**What to work on:** Look through the lines of the material and count those containing "name". Give that count alone.
▼
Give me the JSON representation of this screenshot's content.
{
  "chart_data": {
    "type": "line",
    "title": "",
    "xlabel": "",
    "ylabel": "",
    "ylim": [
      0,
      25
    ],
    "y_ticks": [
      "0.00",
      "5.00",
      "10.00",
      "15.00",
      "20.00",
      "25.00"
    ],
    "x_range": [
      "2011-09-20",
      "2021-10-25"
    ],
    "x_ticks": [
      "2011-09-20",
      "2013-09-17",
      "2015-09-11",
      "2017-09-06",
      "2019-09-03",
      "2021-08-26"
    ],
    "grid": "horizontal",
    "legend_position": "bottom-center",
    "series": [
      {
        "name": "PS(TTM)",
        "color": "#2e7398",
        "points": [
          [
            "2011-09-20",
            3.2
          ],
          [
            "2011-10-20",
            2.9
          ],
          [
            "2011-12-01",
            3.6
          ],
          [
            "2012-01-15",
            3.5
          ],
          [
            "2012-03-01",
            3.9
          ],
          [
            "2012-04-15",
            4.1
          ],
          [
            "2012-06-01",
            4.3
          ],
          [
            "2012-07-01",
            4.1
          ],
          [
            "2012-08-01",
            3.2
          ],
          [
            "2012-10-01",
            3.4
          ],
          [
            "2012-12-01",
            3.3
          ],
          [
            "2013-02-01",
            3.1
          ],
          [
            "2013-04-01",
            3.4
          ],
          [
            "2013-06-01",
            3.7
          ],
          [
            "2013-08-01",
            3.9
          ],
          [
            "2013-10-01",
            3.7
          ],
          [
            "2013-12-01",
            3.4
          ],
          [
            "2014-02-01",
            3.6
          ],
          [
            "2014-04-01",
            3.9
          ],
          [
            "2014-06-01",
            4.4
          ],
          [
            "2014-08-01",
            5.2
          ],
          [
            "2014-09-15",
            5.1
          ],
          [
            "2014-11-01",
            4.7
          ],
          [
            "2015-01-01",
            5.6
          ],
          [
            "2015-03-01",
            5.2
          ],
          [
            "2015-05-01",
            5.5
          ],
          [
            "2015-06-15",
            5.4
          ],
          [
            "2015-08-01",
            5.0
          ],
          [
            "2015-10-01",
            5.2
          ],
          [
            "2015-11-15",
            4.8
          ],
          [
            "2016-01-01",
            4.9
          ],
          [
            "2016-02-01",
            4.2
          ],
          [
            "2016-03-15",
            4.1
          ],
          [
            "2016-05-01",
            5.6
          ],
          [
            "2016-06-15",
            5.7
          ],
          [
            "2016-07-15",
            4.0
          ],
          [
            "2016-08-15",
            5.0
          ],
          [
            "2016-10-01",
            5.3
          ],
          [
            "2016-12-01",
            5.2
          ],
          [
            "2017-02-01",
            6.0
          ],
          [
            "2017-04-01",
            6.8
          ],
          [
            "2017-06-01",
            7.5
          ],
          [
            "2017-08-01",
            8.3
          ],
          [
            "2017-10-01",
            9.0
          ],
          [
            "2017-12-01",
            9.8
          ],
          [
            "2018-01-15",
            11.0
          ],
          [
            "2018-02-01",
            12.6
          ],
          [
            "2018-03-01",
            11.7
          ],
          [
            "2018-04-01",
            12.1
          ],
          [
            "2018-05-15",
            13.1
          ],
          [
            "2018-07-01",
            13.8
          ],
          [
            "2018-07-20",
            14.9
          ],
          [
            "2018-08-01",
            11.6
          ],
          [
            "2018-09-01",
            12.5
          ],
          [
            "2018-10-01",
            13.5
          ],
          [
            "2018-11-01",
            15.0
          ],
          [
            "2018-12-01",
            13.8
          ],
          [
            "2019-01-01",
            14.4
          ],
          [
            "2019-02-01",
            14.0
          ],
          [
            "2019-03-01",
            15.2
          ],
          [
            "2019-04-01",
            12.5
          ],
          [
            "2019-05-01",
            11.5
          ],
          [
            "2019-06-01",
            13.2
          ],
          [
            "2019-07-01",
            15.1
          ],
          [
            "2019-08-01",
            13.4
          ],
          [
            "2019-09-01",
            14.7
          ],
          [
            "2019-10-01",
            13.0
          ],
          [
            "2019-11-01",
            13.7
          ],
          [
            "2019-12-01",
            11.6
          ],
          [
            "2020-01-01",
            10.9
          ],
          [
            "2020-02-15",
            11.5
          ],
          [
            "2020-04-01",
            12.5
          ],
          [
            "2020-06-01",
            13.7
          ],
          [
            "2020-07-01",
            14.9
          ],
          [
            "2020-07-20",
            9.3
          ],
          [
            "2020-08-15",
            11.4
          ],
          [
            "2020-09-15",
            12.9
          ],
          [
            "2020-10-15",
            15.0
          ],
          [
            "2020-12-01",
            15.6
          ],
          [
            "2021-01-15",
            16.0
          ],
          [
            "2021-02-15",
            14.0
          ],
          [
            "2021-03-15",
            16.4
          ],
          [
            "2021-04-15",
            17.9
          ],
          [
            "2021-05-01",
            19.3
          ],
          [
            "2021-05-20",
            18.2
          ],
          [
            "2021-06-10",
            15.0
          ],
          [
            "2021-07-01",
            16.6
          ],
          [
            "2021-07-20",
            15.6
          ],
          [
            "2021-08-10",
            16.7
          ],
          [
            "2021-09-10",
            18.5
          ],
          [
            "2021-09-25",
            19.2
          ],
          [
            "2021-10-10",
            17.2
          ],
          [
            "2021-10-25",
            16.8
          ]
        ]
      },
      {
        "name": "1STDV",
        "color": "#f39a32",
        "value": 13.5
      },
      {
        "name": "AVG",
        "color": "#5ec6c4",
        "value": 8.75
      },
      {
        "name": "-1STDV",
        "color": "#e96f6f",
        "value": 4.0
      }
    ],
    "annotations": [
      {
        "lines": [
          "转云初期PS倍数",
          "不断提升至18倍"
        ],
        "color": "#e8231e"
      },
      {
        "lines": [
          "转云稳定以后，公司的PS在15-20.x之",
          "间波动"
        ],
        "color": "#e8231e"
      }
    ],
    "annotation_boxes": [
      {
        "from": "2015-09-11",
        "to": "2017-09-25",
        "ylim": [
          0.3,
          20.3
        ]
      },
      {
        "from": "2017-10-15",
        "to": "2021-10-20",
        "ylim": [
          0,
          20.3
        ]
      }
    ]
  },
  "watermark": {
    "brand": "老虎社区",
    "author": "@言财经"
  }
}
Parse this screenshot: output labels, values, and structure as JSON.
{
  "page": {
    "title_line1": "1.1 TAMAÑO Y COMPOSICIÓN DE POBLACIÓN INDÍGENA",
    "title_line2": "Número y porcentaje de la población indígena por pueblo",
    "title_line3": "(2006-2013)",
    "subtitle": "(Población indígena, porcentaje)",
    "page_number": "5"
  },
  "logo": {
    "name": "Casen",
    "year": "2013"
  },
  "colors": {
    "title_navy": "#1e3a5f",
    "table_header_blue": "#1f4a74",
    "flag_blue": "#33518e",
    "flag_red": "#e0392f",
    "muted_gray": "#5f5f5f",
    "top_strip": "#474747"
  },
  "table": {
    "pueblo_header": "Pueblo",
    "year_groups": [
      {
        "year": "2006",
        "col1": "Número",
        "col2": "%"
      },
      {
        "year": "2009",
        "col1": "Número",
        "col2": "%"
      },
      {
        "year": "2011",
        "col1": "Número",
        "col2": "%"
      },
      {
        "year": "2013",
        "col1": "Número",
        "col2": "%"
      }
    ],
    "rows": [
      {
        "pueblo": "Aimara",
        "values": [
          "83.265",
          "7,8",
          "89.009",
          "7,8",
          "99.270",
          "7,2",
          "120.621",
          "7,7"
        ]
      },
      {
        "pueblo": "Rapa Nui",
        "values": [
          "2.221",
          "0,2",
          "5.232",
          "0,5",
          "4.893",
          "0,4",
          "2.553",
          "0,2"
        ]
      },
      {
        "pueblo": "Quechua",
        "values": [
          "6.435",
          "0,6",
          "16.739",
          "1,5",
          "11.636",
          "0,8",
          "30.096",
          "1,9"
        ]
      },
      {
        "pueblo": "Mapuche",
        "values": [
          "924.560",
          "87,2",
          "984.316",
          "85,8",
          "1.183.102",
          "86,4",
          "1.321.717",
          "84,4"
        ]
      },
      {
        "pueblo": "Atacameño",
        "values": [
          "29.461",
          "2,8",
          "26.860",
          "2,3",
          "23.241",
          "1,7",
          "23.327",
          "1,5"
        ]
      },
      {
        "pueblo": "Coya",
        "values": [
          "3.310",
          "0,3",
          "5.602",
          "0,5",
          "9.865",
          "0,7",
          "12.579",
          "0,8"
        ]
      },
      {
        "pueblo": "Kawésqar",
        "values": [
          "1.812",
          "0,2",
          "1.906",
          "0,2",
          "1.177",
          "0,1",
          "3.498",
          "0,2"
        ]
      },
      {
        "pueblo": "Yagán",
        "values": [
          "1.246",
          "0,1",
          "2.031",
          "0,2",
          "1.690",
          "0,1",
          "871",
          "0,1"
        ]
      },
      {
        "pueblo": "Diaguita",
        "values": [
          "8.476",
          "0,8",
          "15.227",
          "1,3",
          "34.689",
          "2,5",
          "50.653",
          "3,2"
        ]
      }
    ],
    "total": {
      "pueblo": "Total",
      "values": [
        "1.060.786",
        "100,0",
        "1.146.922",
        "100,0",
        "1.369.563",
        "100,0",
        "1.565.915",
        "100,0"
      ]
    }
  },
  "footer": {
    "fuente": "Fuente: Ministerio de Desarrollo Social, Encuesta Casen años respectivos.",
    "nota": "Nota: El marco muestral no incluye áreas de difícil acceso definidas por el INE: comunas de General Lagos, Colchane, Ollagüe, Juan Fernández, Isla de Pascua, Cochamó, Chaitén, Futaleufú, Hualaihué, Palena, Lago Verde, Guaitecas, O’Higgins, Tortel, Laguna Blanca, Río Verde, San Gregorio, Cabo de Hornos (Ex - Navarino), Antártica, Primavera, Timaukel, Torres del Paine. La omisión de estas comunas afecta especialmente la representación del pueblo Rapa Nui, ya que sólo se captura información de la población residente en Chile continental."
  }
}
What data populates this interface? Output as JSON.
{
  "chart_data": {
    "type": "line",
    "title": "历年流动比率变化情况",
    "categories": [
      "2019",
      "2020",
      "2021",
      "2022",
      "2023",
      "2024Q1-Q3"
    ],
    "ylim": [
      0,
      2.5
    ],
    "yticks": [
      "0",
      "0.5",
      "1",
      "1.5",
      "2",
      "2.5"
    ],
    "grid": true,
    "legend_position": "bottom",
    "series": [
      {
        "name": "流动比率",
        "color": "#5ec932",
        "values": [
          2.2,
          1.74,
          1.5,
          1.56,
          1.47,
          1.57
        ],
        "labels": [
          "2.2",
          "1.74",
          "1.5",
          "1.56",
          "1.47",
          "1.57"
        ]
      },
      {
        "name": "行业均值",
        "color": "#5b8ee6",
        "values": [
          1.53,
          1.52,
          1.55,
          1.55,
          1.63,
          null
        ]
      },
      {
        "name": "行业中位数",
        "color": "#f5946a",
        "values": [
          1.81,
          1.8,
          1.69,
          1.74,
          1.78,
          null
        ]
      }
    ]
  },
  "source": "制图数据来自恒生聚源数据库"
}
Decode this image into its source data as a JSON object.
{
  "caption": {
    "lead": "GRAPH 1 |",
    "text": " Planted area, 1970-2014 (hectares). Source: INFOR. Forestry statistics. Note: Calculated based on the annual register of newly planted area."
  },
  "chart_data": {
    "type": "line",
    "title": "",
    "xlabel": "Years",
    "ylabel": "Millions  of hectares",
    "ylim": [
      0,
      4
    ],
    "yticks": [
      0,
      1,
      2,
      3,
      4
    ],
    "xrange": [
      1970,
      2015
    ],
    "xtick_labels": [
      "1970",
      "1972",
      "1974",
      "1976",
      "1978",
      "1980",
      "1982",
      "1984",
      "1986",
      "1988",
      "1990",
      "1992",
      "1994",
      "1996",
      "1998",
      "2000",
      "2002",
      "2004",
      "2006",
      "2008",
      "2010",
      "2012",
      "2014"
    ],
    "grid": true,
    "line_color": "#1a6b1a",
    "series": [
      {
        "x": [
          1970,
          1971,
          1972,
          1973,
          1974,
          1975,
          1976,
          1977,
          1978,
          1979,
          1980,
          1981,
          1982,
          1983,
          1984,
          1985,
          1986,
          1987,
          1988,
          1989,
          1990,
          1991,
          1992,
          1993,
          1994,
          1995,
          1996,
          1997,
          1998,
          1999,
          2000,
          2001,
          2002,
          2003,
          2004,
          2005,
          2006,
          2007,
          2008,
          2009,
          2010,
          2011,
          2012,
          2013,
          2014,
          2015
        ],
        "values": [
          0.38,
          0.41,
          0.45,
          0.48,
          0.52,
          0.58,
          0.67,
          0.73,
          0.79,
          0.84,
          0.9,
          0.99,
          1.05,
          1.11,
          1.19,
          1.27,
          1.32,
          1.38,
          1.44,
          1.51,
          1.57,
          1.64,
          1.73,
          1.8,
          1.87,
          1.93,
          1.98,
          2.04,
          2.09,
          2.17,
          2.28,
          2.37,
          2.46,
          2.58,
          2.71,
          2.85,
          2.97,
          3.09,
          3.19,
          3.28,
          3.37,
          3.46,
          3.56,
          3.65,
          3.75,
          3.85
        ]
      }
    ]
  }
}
▲
**Correct output:** 8